:: Saved entries ::
--- Begin ---

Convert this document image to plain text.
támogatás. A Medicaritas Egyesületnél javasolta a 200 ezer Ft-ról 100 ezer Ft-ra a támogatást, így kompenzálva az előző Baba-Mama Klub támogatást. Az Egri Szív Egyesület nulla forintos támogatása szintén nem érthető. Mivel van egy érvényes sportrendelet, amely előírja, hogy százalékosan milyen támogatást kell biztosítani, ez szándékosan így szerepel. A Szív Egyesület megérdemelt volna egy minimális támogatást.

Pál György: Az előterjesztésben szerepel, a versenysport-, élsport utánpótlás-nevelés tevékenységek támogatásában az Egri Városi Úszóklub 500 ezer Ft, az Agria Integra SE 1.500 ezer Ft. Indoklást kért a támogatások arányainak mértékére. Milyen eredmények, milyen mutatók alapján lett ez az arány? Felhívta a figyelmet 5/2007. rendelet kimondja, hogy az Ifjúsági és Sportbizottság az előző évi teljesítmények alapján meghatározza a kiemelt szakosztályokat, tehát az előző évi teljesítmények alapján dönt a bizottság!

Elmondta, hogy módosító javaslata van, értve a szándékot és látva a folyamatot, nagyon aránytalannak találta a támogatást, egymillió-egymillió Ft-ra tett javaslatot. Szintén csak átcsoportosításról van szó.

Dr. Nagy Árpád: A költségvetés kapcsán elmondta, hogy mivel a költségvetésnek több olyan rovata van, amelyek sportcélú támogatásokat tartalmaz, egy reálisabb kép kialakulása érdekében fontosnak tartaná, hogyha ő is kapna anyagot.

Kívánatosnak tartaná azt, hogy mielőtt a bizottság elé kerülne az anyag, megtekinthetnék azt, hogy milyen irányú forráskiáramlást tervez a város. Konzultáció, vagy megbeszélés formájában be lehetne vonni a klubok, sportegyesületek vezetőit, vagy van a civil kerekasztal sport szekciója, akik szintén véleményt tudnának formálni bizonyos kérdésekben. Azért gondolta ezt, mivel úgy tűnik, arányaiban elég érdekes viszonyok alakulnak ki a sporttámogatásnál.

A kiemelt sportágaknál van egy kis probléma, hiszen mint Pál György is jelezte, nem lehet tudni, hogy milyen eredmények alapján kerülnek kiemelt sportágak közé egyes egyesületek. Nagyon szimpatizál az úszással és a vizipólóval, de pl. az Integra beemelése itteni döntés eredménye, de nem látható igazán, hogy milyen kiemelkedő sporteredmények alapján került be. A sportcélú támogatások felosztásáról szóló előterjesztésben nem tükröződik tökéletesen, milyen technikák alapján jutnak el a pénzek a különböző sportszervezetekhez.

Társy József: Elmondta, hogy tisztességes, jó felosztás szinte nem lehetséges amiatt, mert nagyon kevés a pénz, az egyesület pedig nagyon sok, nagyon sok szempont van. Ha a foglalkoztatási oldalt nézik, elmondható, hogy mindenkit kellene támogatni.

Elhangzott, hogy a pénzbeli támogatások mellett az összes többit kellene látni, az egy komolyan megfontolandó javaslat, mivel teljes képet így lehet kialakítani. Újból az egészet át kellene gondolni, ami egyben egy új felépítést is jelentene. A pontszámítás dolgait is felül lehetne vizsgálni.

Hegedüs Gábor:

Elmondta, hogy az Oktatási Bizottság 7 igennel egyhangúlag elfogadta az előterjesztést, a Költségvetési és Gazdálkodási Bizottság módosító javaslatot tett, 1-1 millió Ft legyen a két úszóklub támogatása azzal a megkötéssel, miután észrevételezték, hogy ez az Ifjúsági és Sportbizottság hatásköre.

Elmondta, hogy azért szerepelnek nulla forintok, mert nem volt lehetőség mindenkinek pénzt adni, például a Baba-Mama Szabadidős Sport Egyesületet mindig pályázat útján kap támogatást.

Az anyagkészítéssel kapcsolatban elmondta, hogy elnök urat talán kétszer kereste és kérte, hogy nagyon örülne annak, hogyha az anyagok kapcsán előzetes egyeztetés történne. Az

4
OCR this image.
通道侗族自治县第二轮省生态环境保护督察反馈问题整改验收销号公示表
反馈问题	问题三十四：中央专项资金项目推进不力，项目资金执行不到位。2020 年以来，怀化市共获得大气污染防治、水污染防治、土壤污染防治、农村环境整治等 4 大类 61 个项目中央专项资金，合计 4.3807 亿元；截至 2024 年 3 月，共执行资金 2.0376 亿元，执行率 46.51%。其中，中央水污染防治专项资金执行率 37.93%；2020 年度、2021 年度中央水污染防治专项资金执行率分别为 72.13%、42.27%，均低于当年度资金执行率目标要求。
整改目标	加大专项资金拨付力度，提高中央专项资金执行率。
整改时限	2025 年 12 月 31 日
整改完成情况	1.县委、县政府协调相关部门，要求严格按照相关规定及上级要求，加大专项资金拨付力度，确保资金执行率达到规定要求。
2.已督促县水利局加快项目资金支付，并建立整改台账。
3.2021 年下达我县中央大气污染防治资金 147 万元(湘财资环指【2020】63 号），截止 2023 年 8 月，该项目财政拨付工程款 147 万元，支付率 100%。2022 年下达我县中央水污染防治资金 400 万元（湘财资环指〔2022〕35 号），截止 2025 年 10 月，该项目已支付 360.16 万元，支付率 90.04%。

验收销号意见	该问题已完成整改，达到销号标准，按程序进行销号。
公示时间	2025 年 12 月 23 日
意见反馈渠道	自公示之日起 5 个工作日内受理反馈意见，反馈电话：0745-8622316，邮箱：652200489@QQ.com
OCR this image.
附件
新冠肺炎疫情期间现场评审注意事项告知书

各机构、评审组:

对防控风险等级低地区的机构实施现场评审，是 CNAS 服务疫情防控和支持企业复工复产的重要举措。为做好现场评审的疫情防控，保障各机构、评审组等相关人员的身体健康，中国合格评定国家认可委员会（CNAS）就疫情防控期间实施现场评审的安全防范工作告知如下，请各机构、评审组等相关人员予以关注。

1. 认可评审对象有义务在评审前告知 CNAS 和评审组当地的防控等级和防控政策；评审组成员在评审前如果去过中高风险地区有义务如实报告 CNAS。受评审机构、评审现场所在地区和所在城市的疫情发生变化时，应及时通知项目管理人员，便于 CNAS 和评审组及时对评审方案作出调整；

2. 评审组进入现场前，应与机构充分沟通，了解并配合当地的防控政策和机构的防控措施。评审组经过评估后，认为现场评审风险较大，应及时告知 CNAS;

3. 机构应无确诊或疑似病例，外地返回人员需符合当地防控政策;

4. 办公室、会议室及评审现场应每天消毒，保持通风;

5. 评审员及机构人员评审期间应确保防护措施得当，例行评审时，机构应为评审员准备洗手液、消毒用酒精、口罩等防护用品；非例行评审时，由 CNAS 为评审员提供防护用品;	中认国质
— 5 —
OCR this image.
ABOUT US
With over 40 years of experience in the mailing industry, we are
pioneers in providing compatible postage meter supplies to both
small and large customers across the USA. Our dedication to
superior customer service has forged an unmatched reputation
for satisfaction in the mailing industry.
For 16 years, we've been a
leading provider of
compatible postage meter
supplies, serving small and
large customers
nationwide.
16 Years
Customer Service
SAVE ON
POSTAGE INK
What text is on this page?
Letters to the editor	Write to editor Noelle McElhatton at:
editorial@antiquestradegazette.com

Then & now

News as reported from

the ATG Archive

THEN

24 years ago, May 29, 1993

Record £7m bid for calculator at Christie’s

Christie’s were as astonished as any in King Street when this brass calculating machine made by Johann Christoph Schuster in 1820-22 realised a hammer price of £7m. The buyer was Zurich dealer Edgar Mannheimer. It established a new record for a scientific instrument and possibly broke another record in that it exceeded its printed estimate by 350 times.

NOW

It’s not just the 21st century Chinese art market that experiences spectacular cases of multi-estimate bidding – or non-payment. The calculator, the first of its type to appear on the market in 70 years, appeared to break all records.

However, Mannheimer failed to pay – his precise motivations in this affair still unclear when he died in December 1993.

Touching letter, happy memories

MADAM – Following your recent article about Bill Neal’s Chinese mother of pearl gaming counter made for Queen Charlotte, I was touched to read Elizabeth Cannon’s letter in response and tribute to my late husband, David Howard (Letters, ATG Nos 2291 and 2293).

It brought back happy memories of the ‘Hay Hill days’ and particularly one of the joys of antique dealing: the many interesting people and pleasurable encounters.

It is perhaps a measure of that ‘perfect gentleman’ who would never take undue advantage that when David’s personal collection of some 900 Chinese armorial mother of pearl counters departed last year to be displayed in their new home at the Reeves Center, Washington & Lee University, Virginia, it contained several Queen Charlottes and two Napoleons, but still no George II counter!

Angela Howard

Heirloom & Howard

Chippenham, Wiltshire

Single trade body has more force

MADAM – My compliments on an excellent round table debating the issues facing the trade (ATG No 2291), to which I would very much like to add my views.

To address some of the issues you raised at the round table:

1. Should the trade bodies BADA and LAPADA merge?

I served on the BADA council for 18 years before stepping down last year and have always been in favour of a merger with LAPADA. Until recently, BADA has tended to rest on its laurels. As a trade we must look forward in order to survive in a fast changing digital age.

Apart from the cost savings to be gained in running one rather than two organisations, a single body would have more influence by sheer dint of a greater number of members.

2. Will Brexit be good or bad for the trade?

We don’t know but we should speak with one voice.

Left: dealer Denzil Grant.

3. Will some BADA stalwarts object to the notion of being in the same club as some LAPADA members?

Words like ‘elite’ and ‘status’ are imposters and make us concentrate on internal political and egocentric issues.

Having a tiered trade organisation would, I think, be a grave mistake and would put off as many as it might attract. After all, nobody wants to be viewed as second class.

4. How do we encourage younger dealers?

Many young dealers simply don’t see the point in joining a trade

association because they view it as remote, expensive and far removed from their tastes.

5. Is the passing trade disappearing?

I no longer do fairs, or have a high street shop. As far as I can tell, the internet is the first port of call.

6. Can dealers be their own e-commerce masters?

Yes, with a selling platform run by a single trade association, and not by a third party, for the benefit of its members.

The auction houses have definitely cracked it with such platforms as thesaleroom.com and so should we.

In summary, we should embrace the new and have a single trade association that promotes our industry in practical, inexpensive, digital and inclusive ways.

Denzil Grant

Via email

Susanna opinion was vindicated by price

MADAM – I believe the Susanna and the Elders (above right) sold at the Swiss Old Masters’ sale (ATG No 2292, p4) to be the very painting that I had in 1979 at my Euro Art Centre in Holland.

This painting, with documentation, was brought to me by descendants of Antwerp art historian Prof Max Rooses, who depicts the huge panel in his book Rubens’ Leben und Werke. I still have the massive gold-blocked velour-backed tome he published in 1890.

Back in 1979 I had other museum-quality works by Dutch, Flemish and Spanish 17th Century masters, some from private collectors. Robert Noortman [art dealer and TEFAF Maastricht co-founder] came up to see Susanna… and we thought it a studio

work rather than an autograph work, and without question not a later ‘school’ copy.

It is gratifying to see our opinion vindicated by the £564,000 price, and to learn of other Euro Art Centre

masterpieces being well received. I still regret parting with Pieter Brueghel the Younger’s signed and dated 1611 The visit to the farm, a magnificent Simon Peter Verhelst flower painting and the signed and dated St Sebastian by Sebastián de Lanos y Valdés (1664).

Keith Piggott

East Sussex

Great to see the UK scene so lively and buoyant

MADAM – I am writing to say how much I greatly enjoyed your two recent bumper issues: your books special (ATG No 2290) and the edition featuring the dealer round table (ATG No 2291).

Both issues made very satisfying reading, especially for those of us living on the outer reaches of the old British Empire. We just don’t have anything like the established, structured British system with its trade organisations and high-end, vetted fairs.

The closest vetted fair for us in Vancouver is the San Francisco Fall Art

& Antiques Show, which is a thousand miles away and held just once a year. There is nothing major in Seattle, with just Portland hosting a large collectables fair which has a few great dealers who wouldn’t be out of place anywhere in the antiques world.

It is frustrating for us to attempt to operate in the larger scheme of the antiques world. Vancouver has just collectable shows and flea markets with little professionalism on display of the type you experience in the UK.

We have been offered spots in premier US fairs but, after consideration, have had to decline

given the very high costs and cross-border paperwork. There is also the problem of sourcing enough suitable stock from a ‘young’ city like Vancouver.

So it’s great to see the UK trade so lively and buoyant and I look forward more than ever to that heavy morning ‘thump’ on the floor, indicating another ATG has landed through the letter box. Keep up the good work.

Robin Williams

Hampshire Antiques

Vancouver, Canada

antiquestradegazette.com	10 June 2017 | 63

--- End ---

:: WHAT YOU HAVE TO DO ::
Give only the number of lines in the material above that hold the word "David".

:: OUTPUT BELOW ::
2